* BEGIN SOURCE MATERIAL *

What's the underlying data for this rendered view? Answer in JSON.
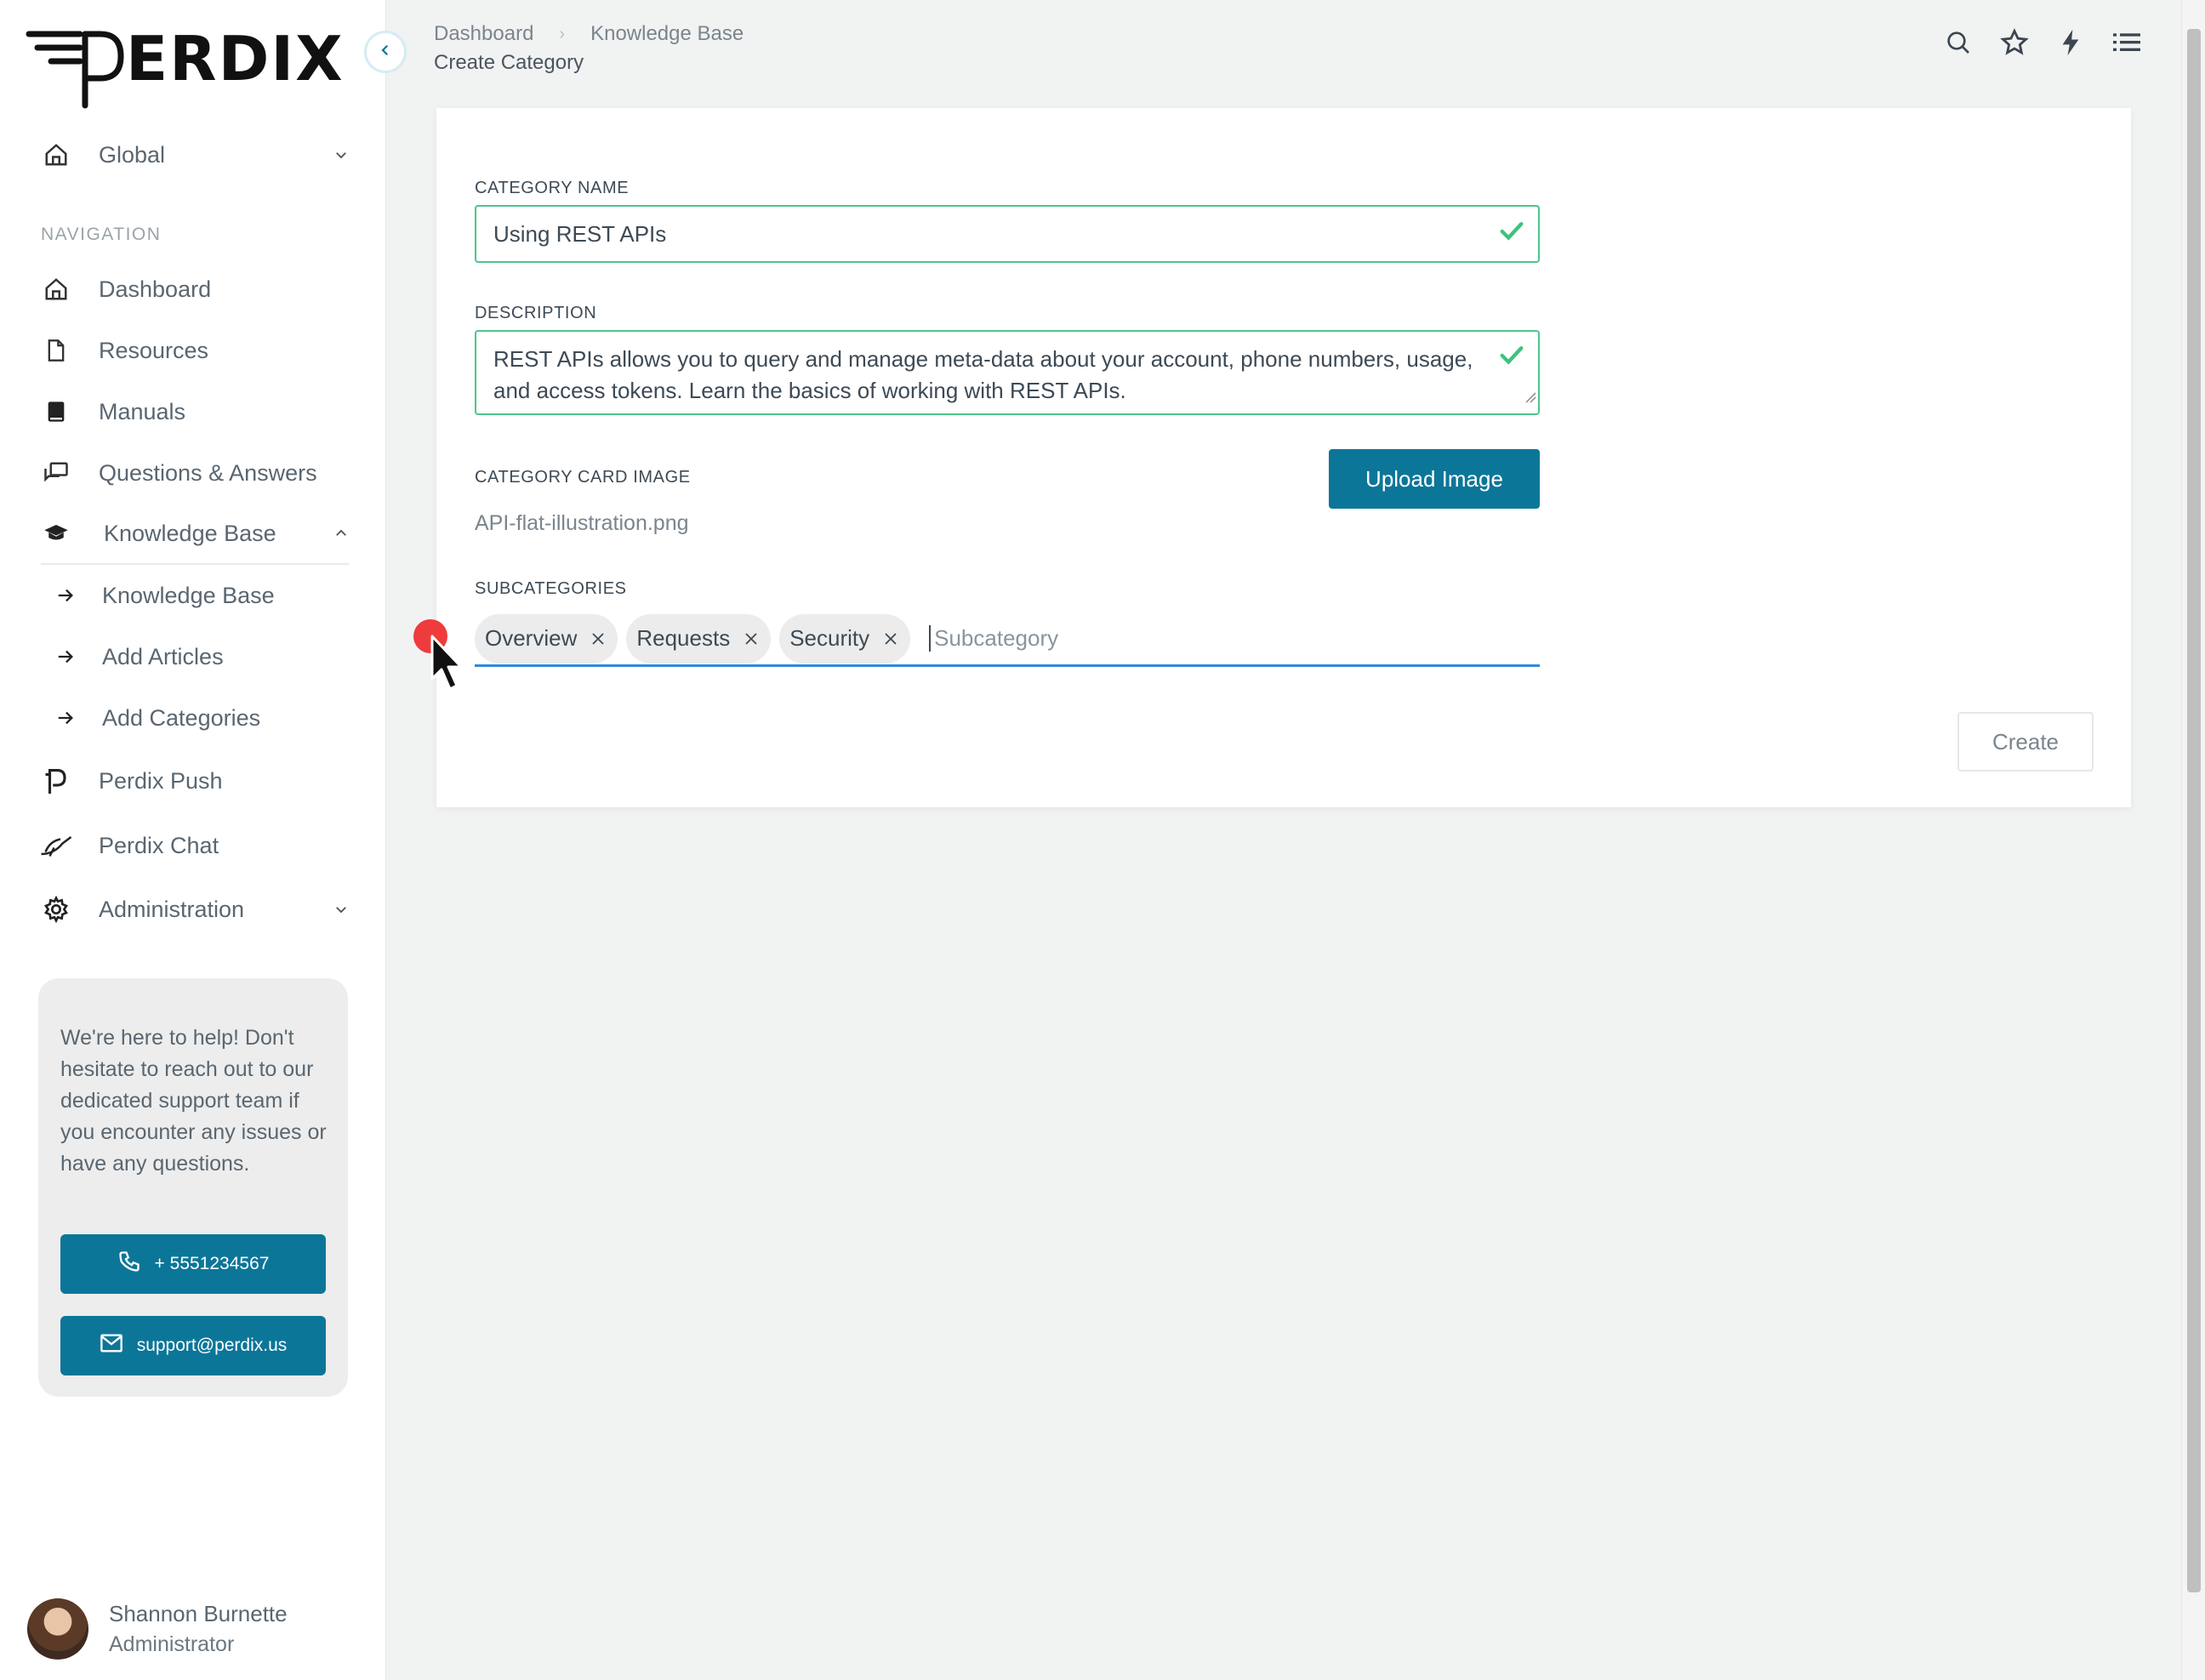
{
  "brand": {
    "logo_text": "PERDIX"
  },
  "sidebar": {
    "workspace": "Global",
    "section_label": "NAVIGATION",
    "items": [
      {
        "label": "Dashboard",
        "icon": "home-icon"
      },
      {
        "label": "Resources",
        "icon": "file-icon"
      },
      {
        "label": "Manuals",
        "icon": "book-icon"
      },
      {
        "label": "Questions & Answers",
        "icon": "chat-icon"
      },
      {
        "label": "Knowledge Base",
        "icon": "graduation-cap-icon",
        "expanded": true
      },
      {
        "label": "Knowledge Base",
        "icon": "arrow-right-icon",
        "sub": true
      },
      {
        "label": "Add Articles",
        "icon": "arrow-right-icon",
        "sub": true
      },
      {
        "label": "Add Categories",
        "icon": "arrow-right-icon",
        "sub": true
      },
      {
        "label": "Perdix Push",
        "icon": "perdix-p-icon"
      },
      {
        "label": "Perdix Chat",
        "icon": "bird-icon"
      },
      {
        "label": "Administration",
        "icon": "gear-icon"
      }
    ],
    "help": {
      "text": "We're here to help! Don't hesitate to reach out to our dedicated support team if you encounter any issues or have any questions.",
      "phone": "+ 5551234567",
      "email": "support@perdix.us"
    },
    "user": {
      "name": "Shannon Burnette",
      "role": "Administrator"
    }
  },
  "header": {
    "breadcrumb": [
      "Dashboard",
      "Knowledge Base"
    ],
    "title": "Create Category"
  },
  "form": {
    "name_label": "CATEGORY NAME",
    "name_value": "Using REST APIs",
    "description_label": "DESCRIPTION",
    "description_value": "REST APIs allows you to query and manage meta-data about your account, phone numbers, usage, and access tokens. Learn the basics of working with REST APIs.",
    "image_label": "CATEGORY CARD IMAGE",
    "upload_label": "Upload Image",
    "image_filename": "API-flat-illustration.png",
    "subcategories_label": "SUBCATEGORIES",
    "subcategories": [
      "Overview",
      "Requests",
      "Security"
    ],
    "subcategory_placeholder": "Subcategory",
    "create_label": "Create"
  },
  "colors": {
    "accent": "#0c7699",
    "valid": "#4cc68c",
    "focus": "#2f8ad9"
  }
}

* END SOURCE MATERIAL *

● **EXERCISE**: Scan the material above. Copy each line that holds the word "APIs".

● **TASK ANSWER**:
    "name_value": "Using REST APIs",
    "description_value": "REST APIs allows you to query and manage meta-data about your account, phone numbers, usage, and access tokens. Learn the basics of working with REST APIs.",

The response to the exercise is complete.